__Work to complete__. Copy the lines holding the word "energia", all of them.
▼▼▼
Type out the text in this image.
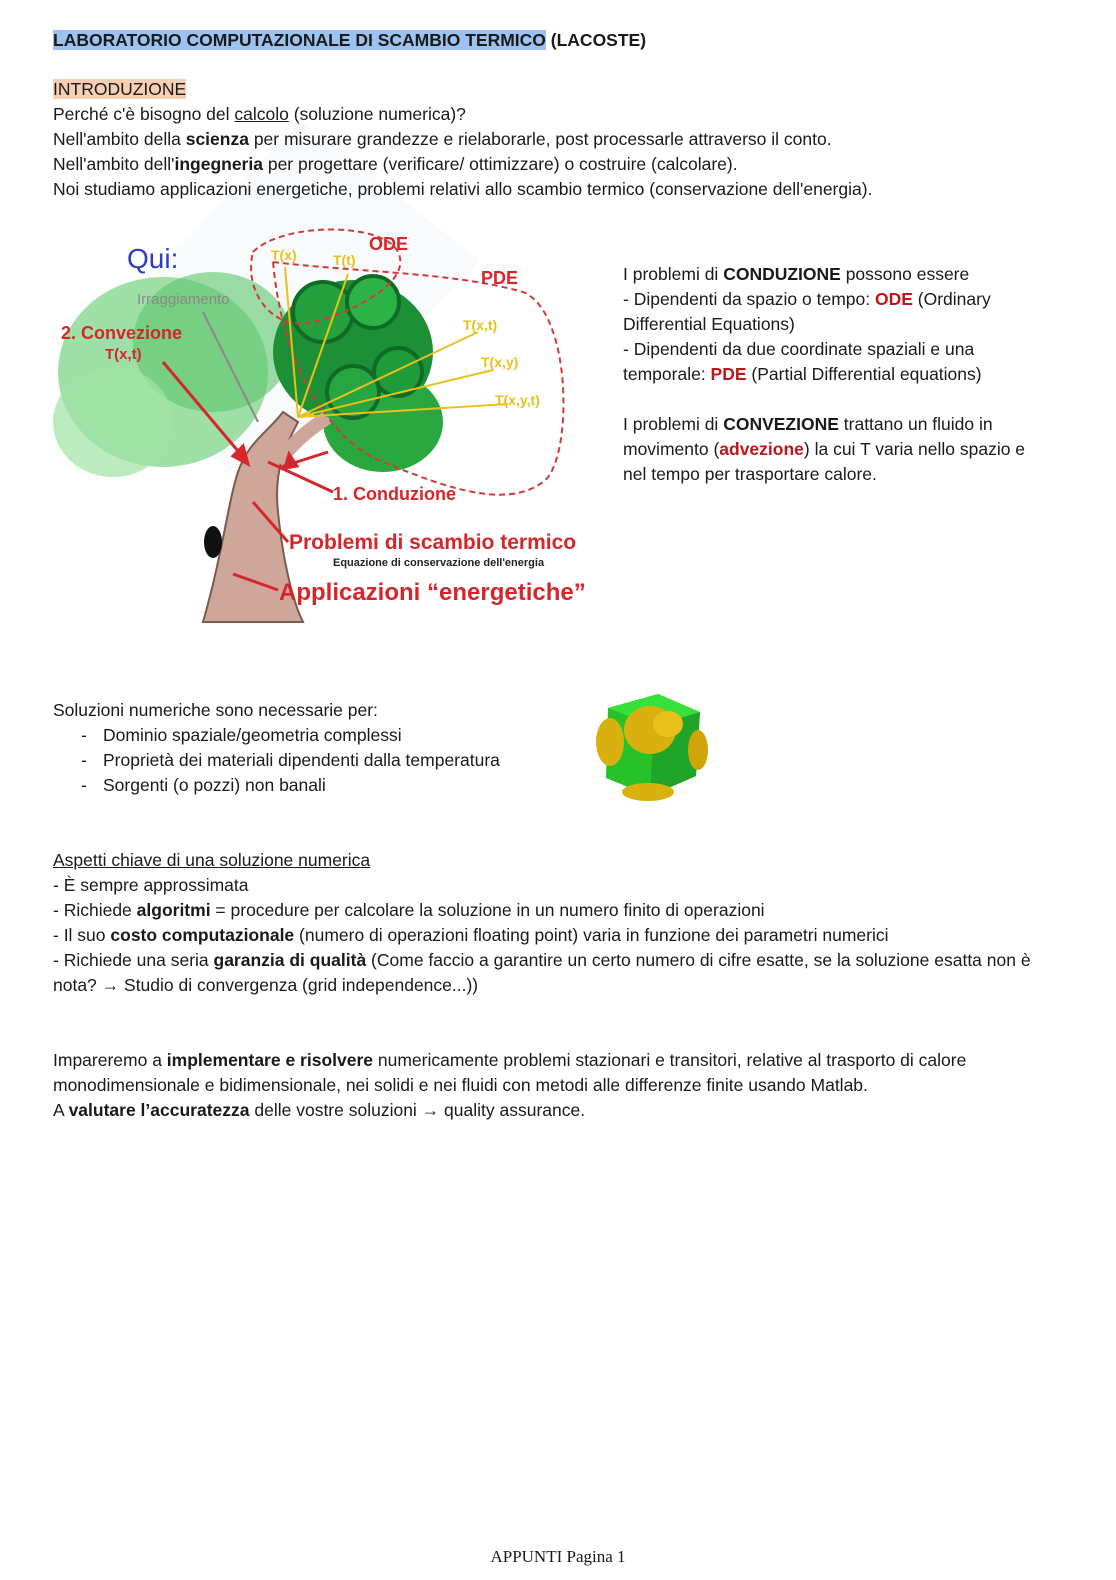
LABORATORIO COMPUTAZIONALE DI SCAMBIO TERMICO (LACOSTE)

INTRODUZIONE

Perché c'è bisogno del calcolo (soluzione numerica)?

Nell'ambito della scienza per misurare grandezze e rielaborarle, post processarle attraverso il conto.

Nell'ambito dell'ingegneria per progettare (verificare/ ottimizzare) o costruire (calcolare).

Noi studiamo applicazioni energetiche, problemi relativi allo scambio termico (conservazione dell'energia).

Qui:
Irraggiamento
2. Convezione
T(x,t)
T(x)	T(t)
ODE
PDE
T(x,t)
T(x,y)
T(x,y,t)
1. Conduzione
Problemi di scambio termico
Equazione di conservazione dell'energia
Applicazioni “energetiche”

I problemi di CONDUZIONE possono essere

- Dipendenti da spazio o tempo: ODE (Ordinary Differential Equations)

- Dipendenti da due coordinate spaziali e una temporale: PDE (Partial Differential equations)

I problemi di CONVEZIONE trattano un fluido in movimento (advezione) la cui T varia nello spazio e nel tempo per trasportare calore.

Soluzioni numeriche sono necessarie per:

- Dominio spaziale/geometria complessi
- Proprietà dei materiali dipendenti dalla temperatura
- Sorgenti (o pozzi) non banali

Aspetti chiave di una soluzione numerica

- È sempre approssimata

- Richiede algoritmi = procedure per calcolare la soluzione in un numero finito di operazioni

- Il suo costo computazionale (numero di operazioni floating point) varia in funzione dei parametri numerici

- Richiede una seria garanzia di qualità (Come faccio a garantire un certo numero di cifre esatte, se la soluzione esatta non è nota? → Studio di convergenza (grid independence...))

Impareremo a implementare e risolvere numericamente problemi stazionari e transitori, relative al trasporto di calore monodimensionale e bidimensionale, nei solidi e nei fluidi con metodi alle differenze finite usando Matlab.

A valutare l’accuratezza delle vostre soluzioni → quality assurance.

APPUNTI Pagina 1
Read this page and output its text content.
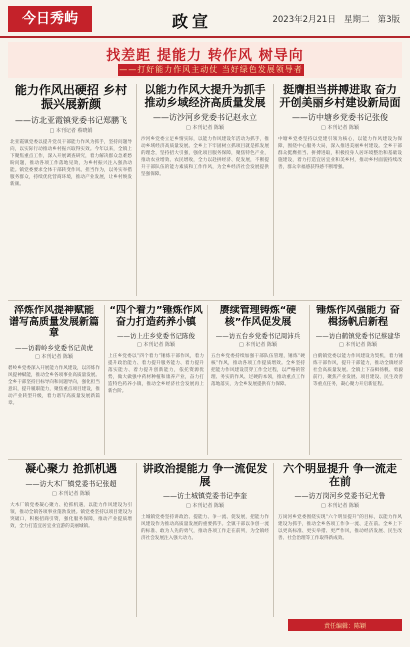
今日秀屿	政宣	2023年2月21日 星期二 第3版
找差距 提能力 转作风 树导向
——打好能力作风主动仗 当好绿色发展领导者
能力作风出硬招 乡村振兴展新颜
——访北亚霞镇党委书记郑鹏飞
□ 本刊记者 蔡晓娟
北亚霞镇党委以提升党员干部能力作风为抓手，坚持问题导向，以实际行动推动乡村振兴取得实效。今年以来，全镇上下聚焦重点工作，深入开展调查研究，着力解决群众急难愁盼问题，推动各项工作落地见效，为乡村振兴注入强劲动能。镇党委要求全体干部转变作风、担当作为，以务实举措服务群众，持续优化营商环境，推动产业发展，让乡村焕发新颜。
以能力作风大提升为抓手 推动乡域经济高质量发展
——访沙河乡党委书记赵永立
□ 本刊记者 陈颖
沙河乡党委立足乡情实际，以能力作风建设年活动为抓手，推动乡域经济高质量发展。全乡上下牢固树立抓项目就是抓发展的理念，坚持招大引强，强化项目服务保障，聚焦特色产业，推动农业增效、农民增收，全力以赴拼经济、促发展，不断提升干部队伍的能力素质和工作作风，为全乡经济社会发展提供坚强保障。
挺膺担当拼搏进取 奋力开创美丽乡村建设新局面
——访中塘乡党委书记张俊
□ 本刊记者 陈颖
中塘乡党委坚持以党建引领为核心，以能力作风建设为保障，围绕中心服务大局，深入推进美丽乡村建设。全乡干部群众挺膺担当、拼搏进取，积极投身人居环境整治和基础设施建设，着力打造宜居宜业和美乡村，推动乡村面貌持续改善，群众幸福感获得感不断增强。
淬炼作风提神赋能 谱写高质量发展新篇章
——访碧岭乡党委书记黄虎
□ 本刊记者 陈颖
碧岭乡党委深入开展能力作风建设，以淬炼作风提神赋能，推动全乡各项事业高质量发展。全乡干部坚持目标导向和问题导向，强化担当意识，提升履职能力，聚焦重点项目建设，推动产业转型升级，着力谱写高质量发展新篇章。
“四个着力”锤炼作风 奋力打造药养小镇
——访上庄乡党委书记陈俊
□ 本刊记者 陈颖
上庄乡党委以“四个着力”锤炼干部作风，着力提升政治能力、着力提升服务能力、着力提升落实能力、着力提升创新能力，依托资源优势，做大做强中药材种植和康养产业，奋力打造特色药养小镇，推动全乡经济社会发展再上新台阶。
赓续管理铸炼“硬核”作风促发展
——访五台乡党委书记周沛兵
□ 本刊记者 陈颖
五台乡党委持续加强干部队伍管理，锤炼“硬核”作风，推动各项工作提质增效。全乡坚持把能力作风建设贯穿工作全过程，以严格的管理、务实的作风、过硬的本领，推动重点工作落地落实，为全乡发展提供有力保障。
锤炼作风强能力 奋楫扬帆启新程
——访白鹤镇党委书记蔡建华
□ 本刊记者 陈颖
白鹤镇党委以能力作风建设为契机，着力锤炼干部作风，提升干部能力，推动全镇经济社会高质量发展。全镇上下奋楫扬帆、勇毅前行，聚焦产业发展、项目建设、民生改善等重点任务，凝心聚力开启新征程。
凝心聚力 抢抓机遇
——访大木厂镇党委书记张超
□ 本刊记者 陈颖
大木厂镇党委凝心聚力、抢抓机遇，以能力作风建设为引领，推动全镇各项事业蓬勃发展。镇党委坚持以项目建设为突破口，积极招商引资，强化服务保障，推动产业提质增效，全力打造宜居宜业宜游的美丽城镇。
讲政治提能力 争一流促发展
——访土城镇党委书记李奎
□ 本刊记者 陈颖
土城镇党委坚持讲政治、提能力、争一流、促发展，把能力作风建设作为推动高质量发展的重要抓手。全镇干部以争创一流的标准、敢为人先的勇气，推动各项工作走在前列，为全镇经济社会发展注入强大动力。
六个明显提升 争一流走在前
——访万岗河乡党委书记尤鲁
□ 本刊记者 陈颖
万岗河乡党委围绕实现“六个明显提升”的目标，以能力作风建设为抓手，推动全乡各项工作争一流、走在前。全乡上下以更高标准、更实举措、更严作风，推动经济发展、民生改善、社会治理等工作取得新成效。
责任编辑：陈颖
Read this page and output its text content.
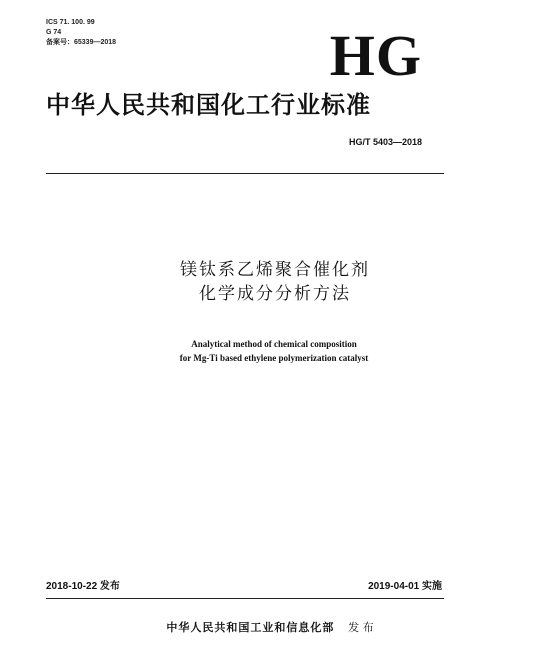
ICS 71. 100. 99
G 74
备案号：65339—2018	HG
中华人民共和国化工行业标准
HG/T 5403—2018
镁钛系乙烯聚合催化剂
化学成分分析方法
Analytical method of chemical composition
for Mg-Ti based ethylene polymerization catalyst
2018-10-22 发布	2019-04-01 实施
中华人民共和国工业和信息化部 发 布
▲▲▲
__Task result__.
Noi studiamo applicazioni energetiche, problemi relativi allo scambio termico (conservazione dell'energia).
Equazione di conservazione dell'energia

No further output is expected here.